━━━━━ Data excerpts

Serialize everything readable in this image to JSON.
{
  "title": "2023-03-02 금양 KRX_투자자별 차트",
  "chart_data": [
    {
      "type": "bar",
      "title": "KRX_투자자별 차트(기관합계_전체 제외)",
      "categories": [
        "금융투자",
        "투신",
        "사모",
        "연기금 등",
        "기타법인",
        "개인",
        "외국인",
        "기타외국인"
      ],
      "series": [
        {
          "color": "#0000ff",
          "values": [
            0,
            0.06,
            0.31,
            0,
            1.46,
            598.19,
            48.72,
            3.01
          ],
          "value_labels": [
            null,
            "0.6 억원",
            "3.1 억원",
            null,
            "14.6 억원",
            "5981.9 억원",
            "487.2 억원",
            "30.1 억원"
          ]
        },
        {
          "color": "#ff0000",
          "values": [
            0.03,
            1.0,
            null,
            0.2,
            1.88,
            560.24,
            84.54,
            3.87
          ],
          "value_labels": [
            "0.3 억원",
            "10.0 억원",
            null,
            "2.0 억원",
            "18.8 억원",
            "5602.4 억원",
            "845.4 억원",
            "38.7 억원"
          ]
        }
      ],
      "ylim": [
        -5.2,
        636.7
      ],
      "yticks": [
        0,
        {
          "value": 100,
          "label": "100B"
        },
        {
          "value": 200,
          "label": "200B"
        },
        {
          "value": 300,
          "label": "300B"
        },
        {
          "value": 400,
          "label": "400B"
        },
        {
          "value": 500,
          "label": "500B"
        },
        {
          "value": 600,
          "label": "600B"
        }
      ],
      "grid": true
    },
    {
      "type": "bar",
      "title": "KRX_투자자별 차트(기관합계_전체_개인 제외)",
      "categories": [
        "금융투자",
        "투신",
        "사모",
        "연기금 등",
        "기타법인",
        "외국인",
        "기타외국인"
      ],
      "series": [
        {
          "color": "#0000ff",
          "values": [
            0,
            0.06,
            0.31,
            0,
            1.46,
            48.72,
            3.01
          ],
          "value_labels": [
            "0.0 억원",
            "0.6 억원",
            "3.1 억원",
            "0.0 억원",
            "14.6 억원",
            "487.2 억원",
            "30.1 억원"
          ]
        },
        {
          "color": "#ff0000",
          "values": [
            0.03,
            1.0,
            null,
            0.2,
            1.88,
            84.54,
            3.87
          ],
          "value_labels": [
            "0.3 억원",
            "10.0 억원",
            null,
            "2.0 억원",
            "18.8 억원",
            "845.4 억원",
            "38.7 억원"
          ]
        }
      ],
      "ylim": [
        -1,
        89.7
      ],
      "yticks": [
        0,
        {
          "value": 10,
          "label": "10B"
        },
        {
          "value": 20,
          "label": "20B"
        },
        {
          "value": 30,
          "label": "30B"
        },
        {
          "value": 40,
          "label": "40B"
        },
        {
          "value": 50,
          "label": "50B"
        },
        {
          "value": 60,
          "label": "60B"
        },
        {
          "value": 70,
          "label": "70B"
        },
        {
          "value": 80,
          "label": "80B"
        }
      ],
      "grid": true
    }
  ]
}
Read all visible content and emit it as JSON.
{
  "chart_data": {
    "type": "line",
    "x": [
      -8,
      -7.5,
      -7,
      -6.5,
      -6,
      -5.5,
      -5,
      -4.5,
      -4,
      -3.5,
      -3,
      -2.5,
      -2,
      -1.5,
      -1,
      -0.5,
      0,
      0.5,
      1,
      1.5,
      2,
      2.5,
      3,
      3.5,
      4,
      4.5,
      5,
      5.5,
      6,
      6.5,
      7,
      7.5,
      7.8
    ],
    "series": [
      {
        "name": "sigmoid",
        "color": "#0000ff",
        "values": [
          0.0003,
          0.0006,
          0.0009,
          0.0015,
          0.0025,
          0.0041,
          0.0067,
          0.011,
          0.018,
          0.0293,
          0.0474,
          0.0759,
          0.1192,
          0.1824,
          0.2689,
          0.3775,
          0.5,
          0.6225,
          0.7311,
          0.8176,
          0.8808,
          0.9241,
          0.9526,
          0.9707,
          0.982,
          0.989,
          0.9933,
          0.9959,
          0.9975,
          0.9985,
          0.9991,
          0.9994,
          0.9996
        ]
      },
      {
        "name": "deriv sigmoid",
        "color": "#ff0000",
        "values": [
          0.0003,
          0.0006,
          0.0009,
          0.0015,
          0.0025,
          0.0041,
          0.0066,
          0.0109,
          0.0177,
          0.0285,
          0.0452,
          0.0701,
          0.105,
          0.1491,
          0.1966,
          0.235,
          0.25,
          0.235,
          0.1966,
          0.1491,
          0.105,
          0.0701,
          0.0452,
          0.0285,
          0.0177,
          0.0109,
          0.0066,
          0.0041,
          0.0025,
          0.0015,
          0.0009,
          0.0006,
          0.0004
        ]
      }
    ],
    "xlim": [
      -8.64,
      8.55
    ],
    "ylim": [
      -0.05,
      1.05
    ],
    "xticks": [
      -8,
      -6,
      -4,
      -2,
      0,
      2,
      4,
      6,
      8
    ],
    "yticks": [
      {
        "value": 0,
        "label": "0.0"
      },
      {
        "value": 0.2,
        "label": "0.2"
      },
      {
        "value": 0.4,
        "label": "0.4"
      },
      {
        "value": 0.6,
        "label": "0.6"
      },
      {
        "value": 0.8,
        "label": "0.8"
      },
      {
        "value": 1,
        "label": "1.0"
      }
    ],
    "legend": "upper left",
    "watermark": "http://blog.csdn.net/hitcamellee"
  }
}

━━━━━━━━━━

◆ **Brief**
Reproduce the full listing word for word.

◆ **Solution to this task**
Serialize everything readable in this image to JSON.
{
  "title": "2023-03-02 금양 KRX_투자자별 차트",
  "chart_data": [
    {
      "type": "bar",
      "title": "KRX_투자자별 차트(기관합계_전체 제외)",
      "categories": [
        "금융투자",
        "투신",
        "사모",
        "연기금 등",
        "기타법인",
        "개인",
        "외국인",
        "기타외국인"
      ],
      "series": [
        {
          "color": "#0000ff",
          "values": [
            0,
            0.06,
            0.31,
            0,
            1.46,
            598.19,
            48.72,
            3.01
          ],
          "value_labels": [
            null,
            "0.6 억원",
            "3.1 억원",
            null,
            "14.6 억원",
            "5981.9 억원",
            "487.2 억원",
            "30.1 억원"
          ]
        },
        {
          "color": "#ff0000",
          "values": [
            0.03,
            1.0,
            null,
            0.2,
            1.88,
            560.24,
            84.54,
            3.87
          ],
          "value_labels": [
            "0.3 억원",
            "10.0 억원",
            null,
            "2.0 억원",
            "18.8 억원",
            "5602.4 억원",
            "845.4 억원",
            "38.7 억원"
          ]
        }
      ],
      "ylim": [
        -5.2,
        636.7
      ],
      "yticks": [
        0,
        {
          "value": 100,
          "label": "100B"
        },
        {
          "value": 200,
          "label": "200B"
        },
        {
          "value": 300,
          "label": "300B"
        },
        {
          "value": 400,
          "label": "400B"
        },
        {
          "value": 500,
          "label": "500B"
        },
        {
          "value": 600,
          "label": "600B"
        }
      ],
      "grid": true
    },
    {
      "type": "bar",
      "title": "KRX_투자자별 차트(기관합계_전체_개인 제외)",
      "categories": [
        "금융투자",
        "투신",
        "사모",
        "연기금 등",
        "기타법인",
        "외국인",
        "기타외국인"
      ],
      "series": [
        {
          "color": "#0000ff",
          "values": [
            0,
            0.06,
            0.31,
            0,
            1.46,
            48.72,
            3.01
          ],
          "value_labels": [
            "0.0 억원",
            "0.6 억원",
            "3.1 억원",
            "0.0 억원",
            "14.6 억원",
            "487.2 억원",
            "30.1 억원"
          ]
        },
        {
          "color": "#ff0000",
          "values": [
            0.03,
            1.0,
            null,
            0.2,
            1.88,
            84.54,
            3.87
          ],
          "value_labels": [
            "0.3 억원",
            "10.0 억원",
            null,
            "2.0 억원",
            "18.8 억원",
            "845.4 억원",
            "38.7 억원"
          ]
        }
      ],
      "ylim": [
        -1,
        89.7
      ],
      "yticks": [
        0,
        {
          "value": 10,
          "label": "10B"
        },
        {
          "value": 20,
          "label": "20B"
        },
        {
          "value": 30,
          "label": "30B"
        },
        {
          "value": 40,
          "label": "40B"
        },
        {
          "value": 50,
          "label": "50B"
        },
        {
          "value": 60,
          "label": "60B"
        },
        {
          "value": 70,
          "label": "70B"
        },
        {
          "value": 80,
          "label": "80B"
        }
      ],
      "grid": true
    }
  ]
}
Read all visible content and emit it as JSON.
{
  "chart_data": {
    "type": "line",
    "x": [
      -8,
      -7.5,
      -7,
      -6.5,
      -6,
      -5.5,
      -5,
      -4.5,
      -4,
      -3.5,
      -3,
      -2.5,
      -2,
      -1.5,
      -1,
      -0.5,
      0,
      0.5,
      1,
      1.5,
      2,
      2.5,
      3,
      3.5,
      4,
      4.5,
      5,
      5.5,
      6,
      6.5,
      7,
      7.5,
      7.8
    ],
    "series": [
      {
        "name": "sigmoid",
        "color": "#0000ff",
        "values": [
          0.0003,
          0.0006,
          0.0009,
          0.0015,
          0.0025,
          0.0041,
          0.0067,
          0.011,
          0.018,
          0.0293,
          0.0474,
          0.0759,
          0.1192,
          0.1824,
          0.2689,
          0.3775,
          0.5,
          0.6225,
          0.7311,
          0.8176,
          0.8808,
          0.9241,
          0.9526,
          0.9707,
          0.982,
          0.989,
          0.9933,
          0.9959,
          0.9975,
          0.9985,
          0.9991,
          0.9994,
          0.9996
        ]
      },
      {
        "name": "deriv sigmoid",
        "color": "#ff0000",
        "values": [
          0.0003,
          0.0006,
          0.0009,
          0.0015,
          0.0025,
          0.0041,
          0.0066,
          0.0109,
          0.0177,
          0.0285,
          0.0452,
          0.0701,
          0.105,
          0.1491,
          0.1966,
          0.235,
          0.25,
          0.235,
          0.1966,
          0.1491,
          0.105,
          0.0701,
          0.0452,
          0.0285,
          0.0177,
          0.0109,
          0.0066,
          0.0041,
          0.0025,
          0.0015,
          0.0009,
          0.0006,
          0.0004
        ]
      }
    ],
    "xlim": [
      -8.64,
      8.55
    ],
    "ylim": [
      -0.05,
      1.05
    ],
    "xticks": [
      -8,
      -6,
      -4,
      -2,
      0,
      2,
      4,
      6,
      8
    ],
    "yticks": [
      {
        "value": 0,
        "label": "0.0"
      },
      {
        "value": 0.2,
        "label": "0.2"
      },
      {
        "value": 0.4,
        "label": "0.4"
      },
      {
        "value": 0.6,
        "label": "0.6"
      },
      {
        "value": 0.8,
        "label": "0.8"
      },
      {
        "value": 1,
        "label": "1.0"
      }
    ],
    "legend": "upper left",
    "watermark": "http://blog.csdn.net/hitcamellee"
  }
}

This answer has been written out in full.